> **Information shown**
——————————

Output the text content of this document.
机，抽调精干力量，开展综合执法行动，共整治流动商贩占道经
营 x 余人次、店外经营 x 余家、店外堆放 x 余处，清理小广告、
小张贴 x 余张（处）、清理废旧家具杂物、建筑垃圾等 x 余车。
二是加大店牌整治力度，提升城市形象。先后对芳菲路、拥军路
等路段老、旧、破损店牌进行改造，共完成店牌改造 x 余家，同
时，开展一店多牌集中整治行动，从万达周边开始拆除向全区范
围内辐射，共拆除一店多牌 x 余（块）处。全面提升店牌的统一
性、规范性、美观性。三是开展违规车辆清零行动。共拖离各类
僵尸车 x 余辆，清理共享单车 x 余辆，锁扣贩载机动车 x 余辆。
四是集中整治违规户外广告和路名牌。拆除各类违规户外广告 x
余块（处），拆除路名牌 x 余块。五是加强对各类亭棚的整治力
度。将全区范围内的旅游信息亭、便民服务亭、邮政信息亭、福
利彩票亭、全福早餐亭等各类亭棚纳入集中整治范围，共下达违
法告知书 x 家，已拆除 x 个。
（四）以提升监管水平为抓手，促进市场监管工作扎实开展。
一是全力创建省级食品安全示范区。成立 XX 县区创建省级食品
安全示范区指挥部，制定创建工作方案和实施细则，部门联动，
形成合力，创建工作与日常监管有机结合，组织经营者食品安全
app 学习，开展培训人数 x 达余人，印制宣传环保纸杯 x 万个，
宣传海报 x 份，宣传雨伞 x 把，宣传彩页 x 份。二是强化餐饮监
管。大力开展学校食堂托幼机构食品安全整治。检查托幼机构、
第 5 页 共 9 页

——————————

> **Task brief**
All the data must be duplicated exactly, with nothing added or removed.

> **Output for this task**
Output the text content of this document.
机，抽调精干力量，开展综合执法行动，共整治流动商贩占道经
营 x 余人次、店外经营 x 余家、店外堆放 x 余处，清理小广告、
小张贴 x 余张（处）、清理废旧家具杂物、建筑垃圾等 x 余车。
二是加大店牌整治力度，提升城市形象。先后对芳菲路、拥军路
等路段老、旧、破损店牌进行改造，共完成店牌改造 x 余家，同
时，开展一店多牌集中整治行动，从万达周边开始拆除向全区范
围内辐射，共拆除一店多牌 x 余（块）处。全面提升店牌的统一
性、规范性、美观性。三是开展违规车辆清零行动。共拖离各类
僵尸车 x 余辆，清理共享单车 x 余辆，锁扣贩载机动车 x 余辆。
四是集中整治违规户外广告和路名牌。拆除各类违规户外广告 x
余块（处），拆除路名牌 x 余块。五是加强对各类亭棚的整治力
度。将全区范围内的旅游信息亭、便民服务亭、邮政信息亭、福
利彩票亭、全福早餐亭等各类亭棚纳入集中整治范围，共下达违
法告知书 x 家，已拆除 x 个。
（四）以提升监管水平为抓手，促进市场监管工作扎实开展。
一是全力创建省级食品安全示范区。成立 XX 县区创建省级食品
安全示范区指挥部，制定创建工作方案和实施细则，部门联动，
形成合力，创建工作与日常监管有机结合，组织经营者食品安全
app 学习，开展培训人数 x 达余人，印制宣传环保纸杯 x 万个，
宣传海报 x 份，宣传雨伞 x 把，宣传彩页 x 份。二是强化餐饮监
管。大力开展学校食堂托幼机构食品安全整治。检查托幼机构、
第 5 页 共 9 页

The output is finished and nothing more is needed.